* Exercise requirements:
From the material below, list every line containing "проекту".

* Source records:
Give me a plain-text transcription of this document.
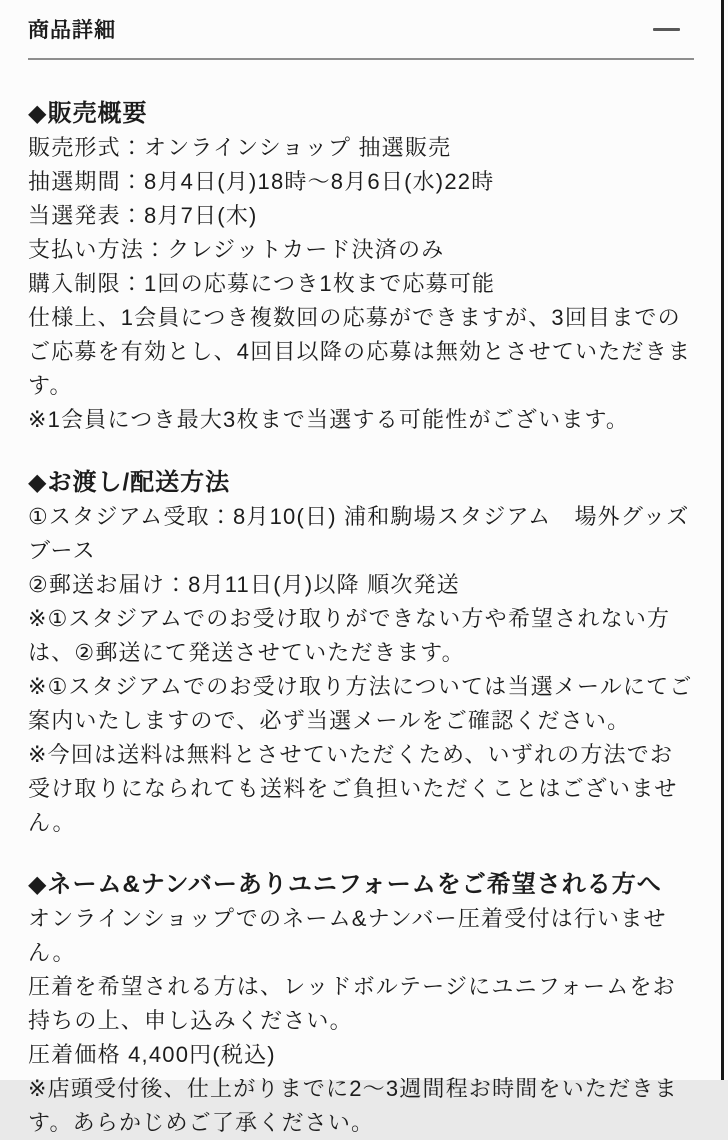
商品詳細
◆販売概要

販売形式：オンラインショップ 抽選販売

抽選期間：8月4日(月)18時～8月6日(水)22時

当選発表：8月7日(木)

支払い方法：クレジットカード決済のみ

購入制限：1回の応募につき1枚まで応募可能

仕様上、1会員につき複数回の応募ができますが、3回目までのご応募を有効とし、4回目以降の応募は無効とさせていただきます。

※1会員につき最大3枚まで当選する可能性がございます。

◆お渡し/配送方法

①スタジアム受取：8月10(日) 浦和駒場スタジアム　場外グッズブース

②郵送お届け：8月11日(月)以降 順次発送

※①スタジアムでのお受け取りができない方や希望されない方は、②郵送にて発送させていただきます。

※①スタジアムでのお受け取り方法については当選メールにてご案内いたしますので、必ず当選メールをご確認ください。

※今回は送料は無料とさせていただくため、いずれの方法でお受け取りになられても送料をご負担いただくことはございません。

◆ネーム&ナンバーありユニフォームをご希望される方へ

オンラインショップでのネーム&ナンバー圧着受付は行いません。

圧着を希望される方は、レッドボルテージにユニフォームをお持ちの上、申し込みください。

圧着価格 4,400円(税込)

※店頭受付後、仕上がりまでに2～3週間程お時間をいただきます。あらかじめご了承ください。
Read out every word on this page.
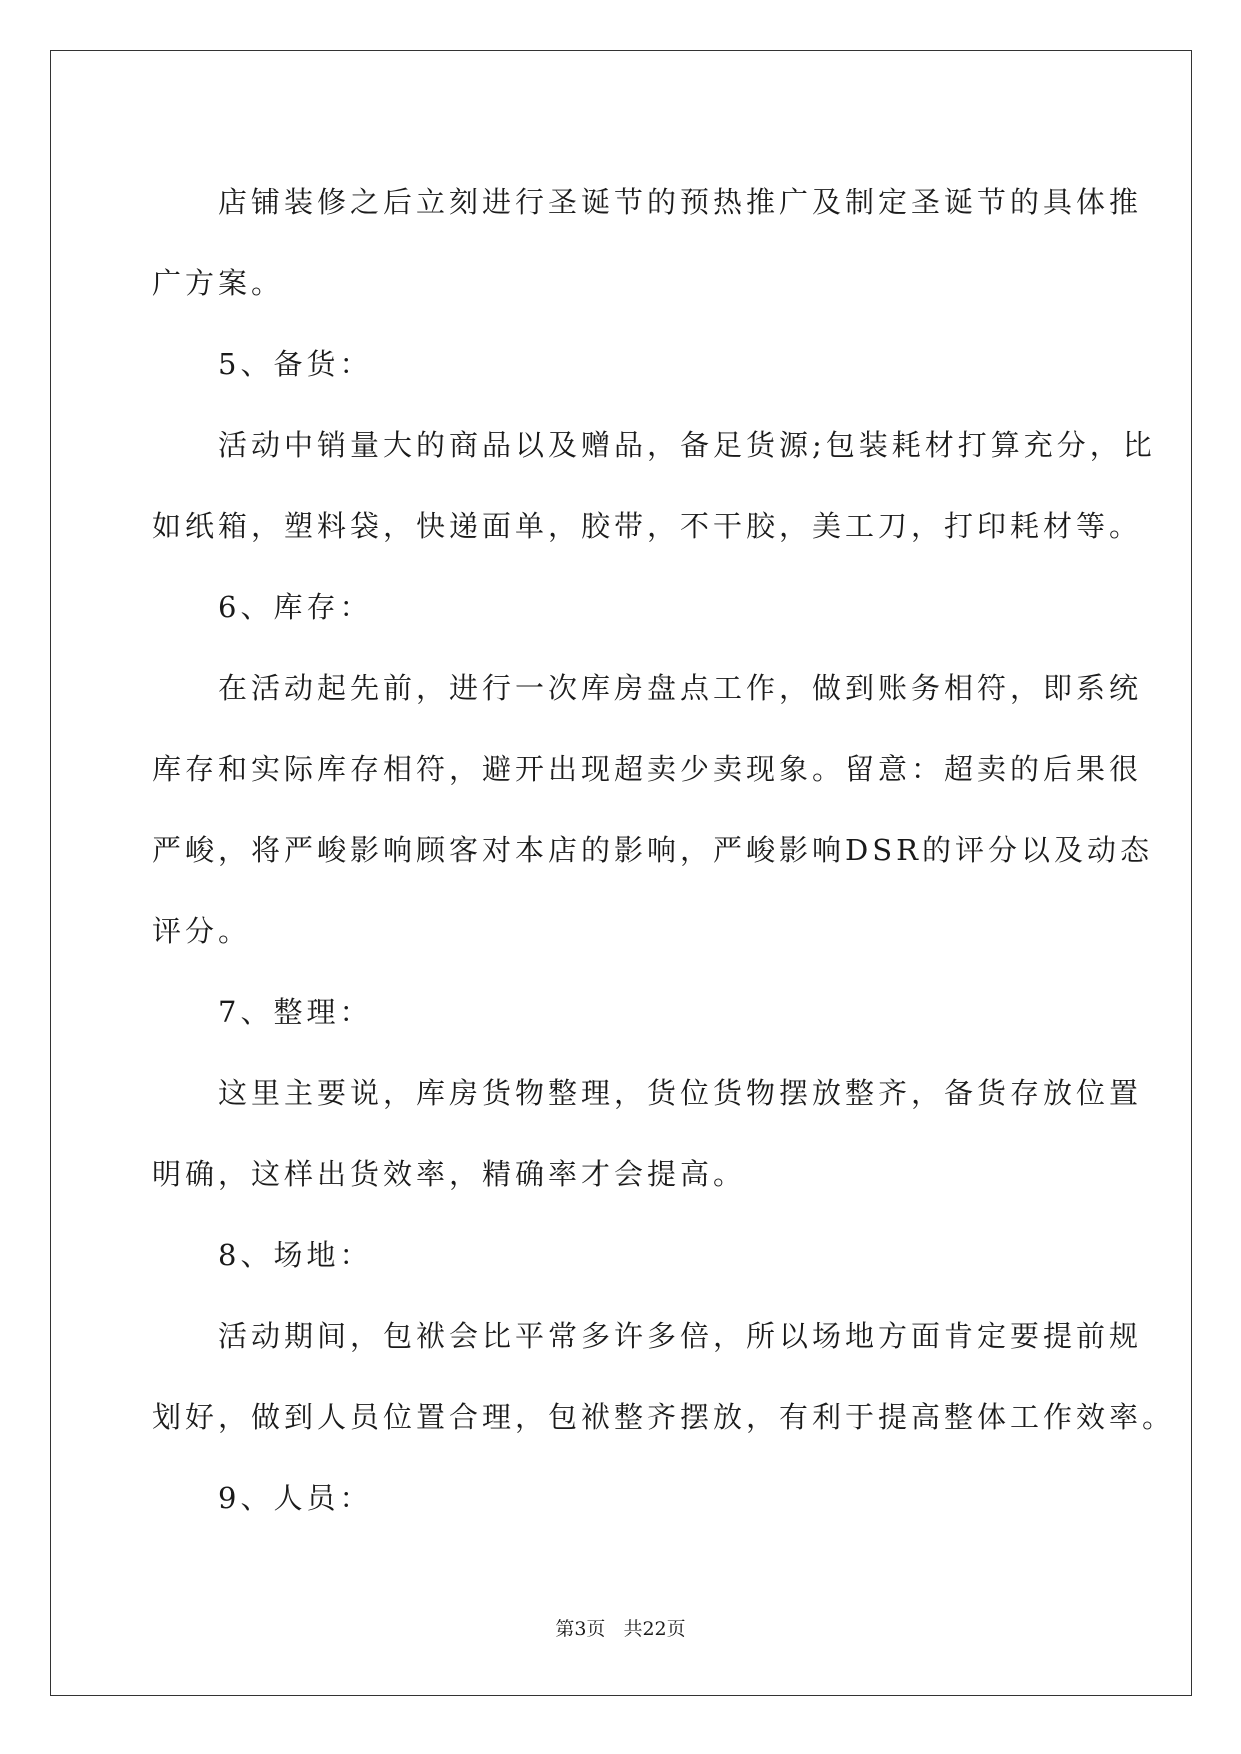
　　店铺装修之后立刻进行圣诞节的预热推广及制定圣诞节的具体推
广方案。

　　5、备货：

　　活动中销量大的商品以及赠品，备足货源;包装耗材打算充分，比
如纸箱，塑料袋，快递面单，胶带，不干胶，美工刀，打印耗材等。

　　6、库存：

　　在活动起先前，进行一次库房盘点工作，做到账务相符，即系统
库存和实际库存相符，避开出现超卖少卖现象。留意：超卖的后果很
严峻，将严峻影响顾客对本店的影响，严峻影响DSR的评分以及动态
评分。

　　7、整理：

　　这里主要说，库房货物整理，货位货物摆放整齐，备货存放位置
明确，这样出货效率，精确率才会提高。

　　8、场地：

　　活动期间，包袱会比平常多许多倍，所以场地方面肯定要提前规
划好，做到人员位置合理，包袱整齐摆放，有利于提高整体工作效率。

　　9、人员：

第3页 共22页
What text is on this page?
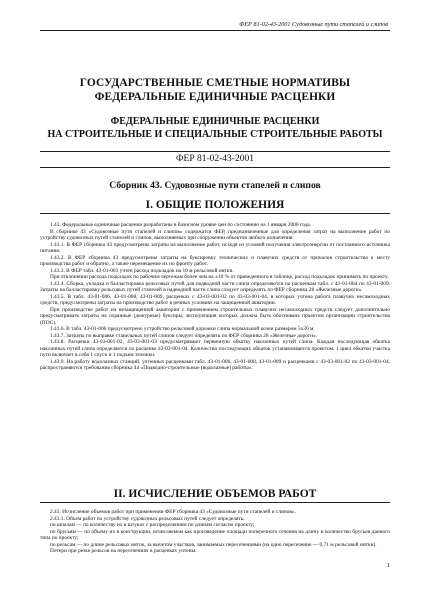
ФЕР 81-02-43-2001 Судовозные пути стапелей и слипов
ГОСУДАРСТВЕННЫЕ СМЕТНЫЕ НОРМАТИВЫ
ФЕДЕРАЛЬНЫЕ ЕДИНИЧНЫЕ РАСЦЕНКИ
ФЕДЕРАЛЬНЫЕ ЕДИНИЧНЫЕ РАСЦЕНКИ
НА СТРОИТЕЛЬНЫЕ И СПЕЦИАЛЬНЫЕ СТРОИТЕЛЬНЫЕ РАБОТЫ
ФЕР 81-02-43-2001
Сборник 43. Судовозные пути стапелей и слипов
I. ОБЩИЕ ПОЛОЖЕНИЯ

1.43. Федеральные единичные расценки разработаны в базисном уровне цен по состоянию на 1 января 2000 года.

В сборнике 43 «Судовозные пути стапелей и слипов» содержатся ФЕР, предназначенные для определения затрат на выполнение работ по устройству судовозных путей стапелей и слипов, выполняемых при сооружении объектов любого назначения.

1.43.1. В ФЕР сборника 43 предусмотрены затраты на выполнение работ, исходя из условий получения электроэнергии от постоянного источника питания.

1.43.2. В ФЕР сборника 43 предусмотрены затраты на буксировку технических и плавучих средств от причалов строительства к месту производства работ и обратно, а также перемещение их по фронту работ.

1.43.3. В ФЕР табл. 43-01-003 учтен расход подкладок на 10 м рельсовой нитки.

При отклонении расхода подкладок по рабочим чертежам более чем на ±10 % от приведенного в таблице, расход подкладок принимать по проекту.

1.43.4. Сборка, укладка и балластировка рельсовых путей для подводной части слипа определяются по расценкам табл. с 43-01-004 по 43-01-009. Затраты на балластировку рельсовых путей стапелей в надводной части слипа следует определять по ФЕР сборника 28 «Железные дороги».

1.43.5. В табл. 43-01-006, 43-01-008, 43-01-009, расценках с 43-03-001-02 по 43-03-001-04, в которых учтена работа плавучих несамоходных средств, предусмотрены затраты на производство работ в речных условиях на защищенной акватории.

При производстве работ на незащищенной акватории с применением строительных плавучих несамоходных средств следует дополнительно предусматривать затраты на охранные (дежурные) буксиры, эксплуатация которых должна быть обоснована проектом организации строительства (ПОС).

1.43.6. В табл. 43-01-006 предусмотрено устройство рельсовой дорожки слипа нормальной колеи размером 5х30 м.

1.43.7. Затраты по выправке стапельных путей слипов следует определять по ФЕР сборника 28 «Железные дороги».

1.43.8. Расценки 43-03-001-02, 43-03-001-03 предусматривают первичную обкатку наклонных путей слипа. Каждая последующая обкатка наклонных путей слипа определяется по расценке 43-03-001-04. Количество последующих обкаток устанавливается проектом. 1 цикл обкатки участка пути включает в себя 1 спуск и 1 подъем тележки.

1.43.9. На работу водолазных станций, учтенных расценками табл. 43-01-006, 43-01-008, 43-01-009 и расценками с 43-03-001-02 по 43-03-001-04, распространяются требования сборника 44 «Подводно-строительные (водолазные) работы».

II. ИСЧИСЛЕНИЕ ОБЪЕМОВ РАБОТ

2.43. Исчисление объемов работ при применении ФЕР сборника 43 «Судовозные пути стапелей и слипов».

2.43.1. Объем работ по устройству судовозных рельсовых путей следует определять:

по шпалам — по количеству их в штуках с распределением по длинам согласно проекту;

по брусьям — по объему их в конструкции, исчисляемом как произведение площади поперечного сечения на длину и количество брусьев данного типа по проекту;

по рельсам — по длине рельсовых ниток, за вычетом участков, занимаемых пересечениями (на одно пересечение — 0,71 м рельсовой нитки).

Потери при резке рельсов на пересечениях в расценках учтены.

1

* Result for this exercise:
При отклонении расхода подкладок по рабочим чертежам более чем на ±10 % от приведенного в таблице, расход подкладок принимать по проекту.
по шпалам — по количеству их в штуках с распределением по длинам согласно проекту;
по брусьям — по объему их в конструкции, исчисляемом как произведение площади поперечного сечения на длину и количество брусьев данного типа по проекту;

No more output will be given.